Fat Disorders
Contrasting Approaches Towards Dealing With Corpulence: A Comparison Between Eating and Weight Disorders and Obesity Surgery: Stories of Altered Lives
Upon first examination, there would appear to be several areas of similarity between Carlos Grilo's Eating and Weight Disorders and Obesity Surgery: Stories of Altered Lives, which is co-authored by Marta Meana and Lindsey Ricciardi. Both literary works detail the finer points of cautionary measures regarding complications of eating, as well as the many hazards which may accompany this seemingly innocuous, vital act. However, thorough analysis of each book reveals a departure in the methodology and purposes presented in the manuscripts. Eating and Weight Disorders takes a decidedly more academic approach in presenting a comprehensive overview of the various types of disorders associated with eating including specific symptoms, potential treatments, and the overall prevalence in which such conditions can occur. Obesity Surgery: Stories of Altered Lives, on the other hand, is concerned with the several nuances influencing and affecting the causes and procedures of surgery to correct obesity, and is more sociological in focus in determining the psychological processes involved with this medical action.

HOW TO COMPLETE THIS TASK:
Please answer these questions about the book comparison above.
1. Who co-authored Obesity Surgery: Stories of Altered Lives?
2. Which of the two books takes a more academic approach?
3. In what way is the focus of Obesity Surgery: Stories of Altered Lives described?

GIVEN INFORMATION:
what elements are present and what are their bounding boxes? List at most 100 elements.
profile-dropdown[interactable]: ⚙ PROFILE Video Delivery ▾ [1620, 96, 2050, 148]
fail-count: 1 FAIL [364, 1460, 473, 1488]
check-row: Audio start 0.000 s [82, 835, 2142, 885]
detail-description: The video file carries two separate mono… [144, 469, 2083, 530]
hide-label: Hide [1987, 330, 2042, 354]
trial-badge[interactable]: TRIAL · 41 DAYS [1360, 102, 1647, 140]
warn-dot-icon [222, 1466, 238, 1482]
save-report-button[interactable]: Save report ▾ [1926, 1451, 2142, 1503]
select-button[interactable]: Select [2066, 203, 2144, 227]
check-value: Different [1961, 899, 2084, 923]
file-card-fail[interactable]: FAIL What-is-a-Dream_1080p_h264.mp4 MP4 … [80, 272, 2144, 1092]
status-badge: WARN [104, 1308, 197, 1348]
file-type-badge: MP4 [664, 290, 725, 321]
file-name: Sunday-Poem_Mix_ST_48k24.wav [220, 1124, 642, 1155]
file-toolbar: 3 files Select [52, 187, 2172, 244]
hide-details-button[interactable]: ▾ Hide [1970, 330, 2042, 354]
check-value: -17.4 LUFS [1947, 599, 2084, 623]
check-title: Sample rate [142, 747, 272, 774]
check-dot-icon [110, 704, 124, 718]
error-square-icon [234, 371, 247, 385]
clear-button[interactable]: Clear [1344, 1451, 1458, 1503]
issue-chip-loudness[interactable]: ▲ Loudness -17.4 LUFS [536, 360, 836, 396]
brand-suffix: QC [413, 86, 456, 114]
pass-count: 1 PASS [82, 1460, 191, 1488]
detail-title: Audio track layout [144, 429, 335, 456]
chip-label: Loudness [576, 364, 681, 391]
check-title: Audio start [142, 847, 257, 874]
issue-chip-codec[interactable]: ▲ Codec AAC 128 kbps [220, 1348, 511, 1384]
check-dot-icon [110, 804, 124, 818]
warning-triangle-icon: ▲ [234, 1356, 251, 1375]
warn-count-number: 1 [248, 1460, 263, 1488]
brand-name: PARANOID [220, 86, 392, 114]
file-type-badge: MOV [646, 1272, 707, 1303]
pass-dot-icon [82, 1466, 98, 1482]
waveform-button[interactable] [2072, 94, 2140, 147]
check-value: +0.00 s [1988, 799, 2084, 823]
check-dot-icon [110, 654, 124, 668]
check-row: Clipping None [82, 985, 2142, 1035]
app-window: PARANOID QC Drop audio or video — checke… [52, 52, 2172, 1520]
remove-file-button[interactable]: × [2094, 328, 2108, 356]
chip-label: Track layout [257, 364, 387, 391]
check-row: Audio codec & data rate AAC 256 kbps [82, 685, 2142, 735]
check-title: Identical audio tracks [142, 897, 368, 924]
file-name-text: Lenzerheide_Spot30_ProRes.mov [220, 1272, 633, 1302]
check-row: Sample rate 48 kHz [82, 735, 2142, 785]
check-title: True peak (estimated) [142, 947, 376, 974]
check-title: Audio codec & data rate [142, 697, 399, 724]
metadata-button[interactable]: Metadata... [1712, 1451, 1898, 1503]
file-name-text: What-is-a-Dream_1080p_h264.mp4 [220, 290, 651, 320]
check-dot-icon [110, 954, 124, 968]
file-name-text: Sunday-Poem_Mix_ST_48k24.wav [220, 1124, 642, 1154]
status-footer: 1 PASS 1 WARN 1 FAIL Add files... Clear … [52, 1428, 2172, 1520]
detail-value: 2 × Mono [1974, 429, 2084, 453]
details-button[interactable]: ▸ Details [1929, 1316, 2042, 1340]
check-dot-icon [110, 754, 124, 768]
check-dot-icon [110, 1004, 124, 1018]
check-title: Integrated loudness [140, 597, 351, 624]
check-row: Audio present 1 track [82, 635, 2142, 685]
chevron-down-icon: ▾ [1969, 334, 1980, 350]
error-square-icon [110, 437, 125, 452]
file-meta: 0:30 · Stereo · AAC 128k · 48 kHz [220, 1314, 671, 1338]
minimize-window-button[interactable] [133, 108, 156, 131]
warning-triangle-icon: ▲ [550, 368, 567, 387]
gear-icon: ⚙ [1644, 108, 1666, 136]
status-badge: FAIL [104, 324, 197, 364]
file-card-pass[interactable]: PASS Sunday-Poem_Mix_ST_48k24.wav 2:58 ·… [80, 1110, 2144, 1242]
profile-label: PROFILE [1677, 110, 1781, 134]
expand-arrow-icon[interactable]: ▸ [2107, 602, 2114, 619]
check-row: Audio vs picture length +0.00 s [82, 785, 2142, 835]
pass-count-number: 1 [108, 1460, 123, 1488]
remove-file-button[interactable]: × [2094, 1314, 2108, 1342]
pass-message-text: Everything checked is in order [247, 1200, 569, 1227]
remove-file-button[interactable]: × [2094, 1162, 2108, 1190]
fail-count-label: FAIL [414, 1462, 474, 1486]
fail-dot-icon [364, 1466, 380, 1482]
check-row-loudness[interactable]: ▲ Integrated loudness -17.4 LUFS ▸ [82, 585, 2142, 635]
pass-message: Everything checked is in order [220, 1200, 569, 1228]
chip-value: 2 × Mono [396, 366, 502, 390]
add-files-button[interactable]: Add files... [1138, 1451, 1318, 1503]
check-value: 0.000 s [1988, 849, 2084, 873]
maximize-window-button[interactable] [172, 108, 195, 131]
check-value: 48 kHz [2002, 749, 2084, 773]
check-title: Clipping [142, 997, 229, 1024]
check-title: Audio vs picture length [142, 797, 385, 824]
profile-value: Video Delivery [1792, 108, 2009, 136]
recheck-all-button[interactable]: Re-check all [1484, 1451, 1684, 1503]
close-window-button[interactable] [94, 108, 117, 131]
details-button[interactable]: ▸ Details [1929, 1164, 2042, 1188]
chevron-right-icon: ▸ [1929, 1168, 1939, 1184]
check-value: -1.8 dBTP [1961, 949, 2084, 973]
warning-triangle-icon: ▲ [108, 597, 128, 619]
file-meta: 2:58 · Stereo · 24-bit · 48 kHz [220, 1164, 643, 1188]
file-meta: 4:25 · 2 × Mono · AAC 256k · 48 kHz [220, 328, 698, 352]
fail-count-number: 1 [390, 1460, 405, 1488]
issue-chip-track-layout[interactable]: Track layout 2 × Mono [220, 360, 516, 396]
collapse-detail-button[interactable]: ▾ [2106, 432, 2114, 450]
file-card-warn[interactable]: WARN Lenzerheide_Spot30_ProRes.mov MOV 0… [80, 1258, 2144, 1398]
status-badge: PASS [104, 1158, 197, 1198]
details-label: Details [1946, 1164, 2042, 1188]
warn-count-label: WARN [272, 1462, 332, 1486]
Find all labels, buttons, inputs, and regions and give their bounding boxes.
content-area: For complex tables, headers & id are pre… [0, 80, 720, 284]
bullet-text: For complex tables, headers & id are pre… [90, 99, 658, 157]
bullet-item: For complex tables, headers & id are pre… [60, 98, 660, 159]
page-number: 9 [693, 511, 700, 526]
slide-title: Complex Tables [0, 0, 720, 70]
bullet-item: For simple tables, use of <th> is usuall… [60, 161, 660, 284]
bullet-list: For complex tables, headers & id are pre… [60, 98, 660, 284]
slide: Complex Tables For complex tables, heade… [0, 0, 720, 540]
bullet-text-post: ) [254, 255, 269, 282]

THE ANSWER:
1. Marta Meana and Lindsey Ricciardi.
2. Eating and Weight Disorders, by Carlos Grilo.
3. It is more sociological in focus, determining the psychological processes involved with surgery to correct obesity.